— START EXCERPTED RECORDS —

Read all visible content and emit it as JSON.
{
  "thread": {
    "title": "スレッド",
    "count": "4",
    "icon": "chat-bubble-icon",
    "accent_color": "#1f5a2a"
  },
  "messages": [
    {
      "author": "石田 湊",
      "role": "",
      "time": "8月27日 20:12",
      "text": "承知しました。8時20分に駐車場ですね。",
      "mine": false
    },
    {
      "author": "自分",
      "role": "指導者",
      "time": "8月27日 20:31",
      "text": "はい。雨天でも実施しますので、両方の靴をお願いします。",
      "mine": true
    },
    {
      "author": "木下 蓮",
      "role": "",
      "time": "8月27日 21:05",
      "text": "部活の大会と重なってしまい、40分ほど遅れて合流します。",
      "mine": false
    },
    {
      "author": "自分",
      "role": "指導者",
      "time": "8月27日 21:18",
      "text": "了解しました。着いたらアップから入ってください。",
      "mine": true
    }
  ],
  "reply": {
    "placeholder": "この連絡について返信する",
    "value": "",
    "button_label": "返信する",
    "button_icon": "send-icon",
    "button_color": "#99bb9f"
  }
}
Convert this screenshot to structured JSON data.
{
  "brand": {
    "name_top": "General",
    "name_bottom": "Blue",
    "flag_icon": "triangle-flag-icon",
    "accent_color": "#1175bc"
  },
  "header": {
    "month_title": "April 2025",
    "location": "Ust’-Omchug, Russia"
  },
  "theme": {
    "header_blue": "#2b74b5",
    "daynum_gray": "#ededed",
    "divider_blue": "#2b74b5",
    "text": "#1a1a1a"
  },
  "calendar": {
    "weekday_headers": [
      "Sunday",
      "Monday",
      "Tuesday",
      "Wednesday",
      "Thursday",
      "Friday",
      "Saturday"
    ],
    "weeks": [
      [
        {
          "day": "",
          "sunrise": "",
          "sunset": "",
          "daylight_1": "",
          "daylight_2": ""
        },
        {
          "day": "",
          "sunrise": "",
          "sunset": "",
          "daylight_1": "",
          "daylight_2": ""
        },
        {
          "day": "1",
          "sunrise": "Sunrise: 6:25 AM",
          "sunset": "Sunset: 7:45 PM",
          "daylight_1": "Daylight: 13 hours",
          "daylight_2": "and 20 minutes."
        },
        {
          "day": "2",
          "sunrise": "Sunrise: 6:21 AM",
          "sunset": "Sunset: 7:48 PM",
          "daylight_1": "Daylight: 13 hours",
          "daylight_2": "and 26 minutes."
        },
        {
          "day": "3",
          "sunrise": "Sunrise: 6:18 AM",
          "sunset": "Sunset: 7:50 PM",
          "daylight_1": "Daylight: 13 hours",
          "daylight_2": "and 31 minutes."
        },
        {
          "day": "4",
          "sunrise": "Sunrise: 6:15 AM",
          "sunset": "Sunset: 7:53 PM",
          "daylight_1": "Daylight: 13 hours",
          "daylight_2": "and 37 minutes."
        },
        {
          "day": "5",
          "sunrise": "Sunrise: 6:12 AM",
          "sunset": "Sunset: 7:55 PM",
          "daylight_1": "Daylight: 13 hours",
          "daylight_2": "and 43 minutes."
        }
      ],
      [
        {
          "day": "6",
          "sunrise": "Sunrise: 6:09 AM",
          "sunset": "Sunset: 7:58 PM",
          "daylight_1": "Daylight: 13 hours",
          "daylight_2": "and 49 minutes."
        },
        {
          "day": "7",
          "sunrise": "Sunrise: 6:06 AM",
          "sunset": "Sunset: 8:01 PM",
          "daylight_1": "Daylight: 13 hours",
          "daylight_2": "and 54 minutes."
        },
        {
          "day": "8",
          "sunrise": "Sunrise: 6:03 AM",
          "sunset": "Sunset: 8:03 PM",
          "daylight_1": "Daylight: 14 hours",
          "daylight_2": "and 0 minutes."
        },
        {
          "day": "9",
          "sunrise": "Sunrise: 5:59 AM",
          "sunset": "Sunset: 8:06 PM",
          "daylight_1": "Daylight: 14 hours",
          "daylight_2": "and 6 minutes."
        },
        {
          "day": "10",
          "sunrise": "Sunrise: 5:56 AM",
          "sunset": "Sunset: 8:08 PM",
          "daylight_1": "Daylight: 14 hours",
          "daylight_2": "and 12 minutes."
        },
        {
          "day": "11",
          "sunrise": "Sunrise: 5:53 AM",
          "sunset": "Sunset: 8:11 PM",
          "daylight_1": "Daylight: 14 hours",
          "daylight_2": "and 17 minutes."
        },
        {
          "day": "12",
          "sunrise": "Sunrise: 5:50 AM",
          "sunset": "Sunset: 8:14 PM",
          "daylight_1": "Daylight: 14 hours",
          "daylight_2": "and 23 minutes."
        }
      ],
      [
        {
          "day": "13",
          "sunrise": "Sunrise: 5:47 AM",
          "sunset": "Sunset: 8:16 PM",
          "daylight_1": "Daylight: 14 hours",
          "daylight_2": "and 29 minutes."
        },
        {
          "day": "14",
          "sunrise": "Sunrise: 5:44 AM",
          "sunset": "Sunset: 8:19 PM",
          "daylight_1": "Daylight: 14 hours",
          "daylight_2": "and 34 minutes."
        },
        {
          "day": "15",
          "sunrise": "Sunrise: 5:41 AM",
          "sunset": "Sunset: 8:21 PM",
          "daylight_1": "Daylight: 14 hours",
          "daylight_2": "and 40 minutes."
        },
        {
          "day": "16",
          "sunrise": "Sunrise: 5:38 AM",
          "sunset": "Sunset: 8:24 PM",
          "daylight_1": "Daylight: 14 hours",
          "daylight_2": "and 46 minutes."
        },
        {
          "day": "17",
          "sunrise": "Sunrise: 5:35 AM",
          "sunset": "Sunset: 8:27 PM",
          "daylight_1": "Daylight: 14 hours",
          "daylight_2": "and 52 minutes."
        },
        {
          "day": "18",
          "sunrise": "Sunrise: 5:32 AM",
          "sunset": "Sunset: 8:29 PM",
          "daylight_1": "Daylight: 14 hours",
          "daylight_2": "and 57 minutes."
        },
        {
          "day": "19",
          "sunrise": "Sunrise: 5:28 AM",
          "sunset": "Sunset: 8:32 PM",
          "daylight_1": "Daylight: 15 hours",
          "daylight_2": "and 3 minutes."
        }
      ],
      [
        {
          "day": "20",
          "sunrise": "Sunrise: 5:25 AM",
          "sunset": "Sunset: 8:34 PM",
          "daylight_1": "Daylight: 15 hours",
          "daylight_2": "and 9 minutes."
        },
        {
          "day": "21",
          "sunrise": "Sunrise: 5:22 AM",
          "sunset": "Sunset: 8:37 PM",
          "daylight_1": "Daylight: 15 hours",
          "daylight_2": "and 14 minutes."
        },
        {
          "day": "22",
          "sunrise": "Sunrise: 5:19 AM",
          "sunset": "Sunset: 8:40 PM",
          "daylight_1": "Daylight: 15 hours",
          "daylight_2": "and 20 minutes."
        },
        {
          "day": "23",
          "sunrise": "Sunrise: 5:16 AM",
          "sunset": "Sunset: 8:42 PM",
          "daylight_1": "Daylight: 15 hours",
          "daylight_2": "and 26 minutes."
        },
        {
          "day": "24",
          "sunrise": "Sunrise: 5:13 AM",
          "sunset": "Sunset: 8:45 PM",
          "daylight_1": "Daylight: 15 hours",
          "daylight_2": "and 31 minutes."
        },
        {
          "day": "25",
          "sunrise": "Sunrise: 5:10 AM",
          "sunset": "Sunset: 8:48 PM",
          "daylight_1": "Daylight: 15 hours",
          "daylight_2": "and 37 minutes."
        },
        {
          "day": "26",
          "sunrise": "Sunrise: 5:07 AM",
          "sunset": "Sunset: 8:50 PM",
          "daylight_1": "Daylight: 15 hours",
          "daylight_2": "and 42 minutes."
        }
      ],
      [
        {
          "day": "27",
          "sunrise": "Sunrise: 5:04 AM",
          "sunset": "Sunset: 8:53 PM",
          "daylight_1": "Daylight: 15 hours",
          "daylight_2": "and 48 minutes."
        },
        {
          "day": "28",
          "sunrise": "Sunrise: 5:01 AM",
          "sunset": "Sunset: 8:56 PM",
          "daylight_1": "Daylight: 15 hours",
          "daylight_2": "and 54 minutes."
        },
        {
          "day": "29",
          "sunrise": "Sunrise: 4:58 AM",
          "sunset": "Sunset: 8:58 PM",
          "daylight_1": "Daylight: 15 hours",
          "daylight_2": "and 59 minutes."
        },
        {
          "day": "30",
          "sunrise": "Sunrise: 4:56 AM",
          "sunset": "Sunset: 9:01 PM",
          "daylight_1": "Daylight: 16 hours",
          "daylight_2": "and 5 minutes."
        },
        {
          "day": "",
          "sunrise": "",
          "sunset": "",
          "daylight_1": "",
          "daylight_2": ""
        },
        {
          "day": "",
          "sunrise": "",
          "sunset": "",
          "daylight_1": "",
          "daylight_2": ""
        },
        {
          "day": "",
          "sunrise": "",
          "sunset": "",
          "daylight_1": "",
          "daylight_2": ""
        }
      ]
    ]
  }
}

— END EXCERPTED RECORDS —

▶ _DO THIS_
Choose all lines containing the string "icon" and copy them out.

▶ _EXERCISE SOLUTION_
    "icon": "chat-bubble-icon",
    "button_icon": "send-icon",
    "flag_icon": "triangle-flag-icon",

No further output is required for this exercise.